### CHALLENGE
Only lines with the string "National" matter here; gather them from the material below.

------------

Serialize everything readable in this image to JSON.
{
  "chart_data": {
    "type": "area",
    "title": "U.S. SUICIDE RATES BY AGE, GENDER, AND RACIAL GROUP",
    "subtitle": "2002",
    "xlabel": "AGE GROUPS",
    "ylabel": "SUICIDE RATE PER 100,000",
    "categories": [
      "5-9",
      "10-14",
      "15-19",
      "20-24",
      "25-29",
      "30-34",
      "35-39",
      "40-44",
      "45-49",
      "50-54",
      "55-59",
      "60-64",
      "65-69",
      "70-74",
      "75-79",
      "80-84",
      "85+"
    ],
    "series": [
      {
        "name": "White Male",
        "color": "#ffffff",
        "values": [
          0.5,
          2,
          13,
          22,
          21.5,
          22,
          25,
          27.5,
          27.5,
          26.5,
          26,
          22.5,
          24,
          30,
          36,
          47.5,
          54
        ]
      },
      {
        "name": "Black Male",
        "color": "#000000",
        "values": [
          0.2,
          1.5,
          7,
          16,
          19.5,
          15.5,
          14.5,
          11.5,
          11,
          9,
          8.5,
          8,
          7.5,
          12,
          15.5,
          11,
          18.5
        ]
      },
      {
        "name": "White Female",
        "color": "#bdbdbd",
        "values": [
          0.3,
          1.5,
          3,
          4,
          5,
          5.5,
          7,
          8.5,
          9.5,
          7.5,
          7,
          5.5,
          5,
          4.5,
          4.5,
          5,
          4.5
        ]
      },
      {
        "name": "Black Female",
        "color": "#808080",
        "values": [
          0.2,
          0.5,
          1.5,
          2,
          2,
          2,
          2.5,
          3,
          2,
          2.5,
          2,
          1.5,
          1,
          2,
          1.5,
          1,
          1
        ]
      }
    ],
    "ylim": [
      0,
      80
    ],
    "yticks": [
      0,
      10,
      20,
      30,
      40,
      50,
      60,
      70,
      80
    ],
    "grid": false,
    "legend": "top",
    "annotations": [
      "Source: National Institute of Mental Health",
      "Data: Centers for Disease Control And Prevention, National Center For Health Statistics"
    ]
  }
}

------------

### EXERCISE RESULT
      "Source: National Institute of Mental Health",
      "Data: Centers for Disease Control And Prevention, National Center For Health Statistics"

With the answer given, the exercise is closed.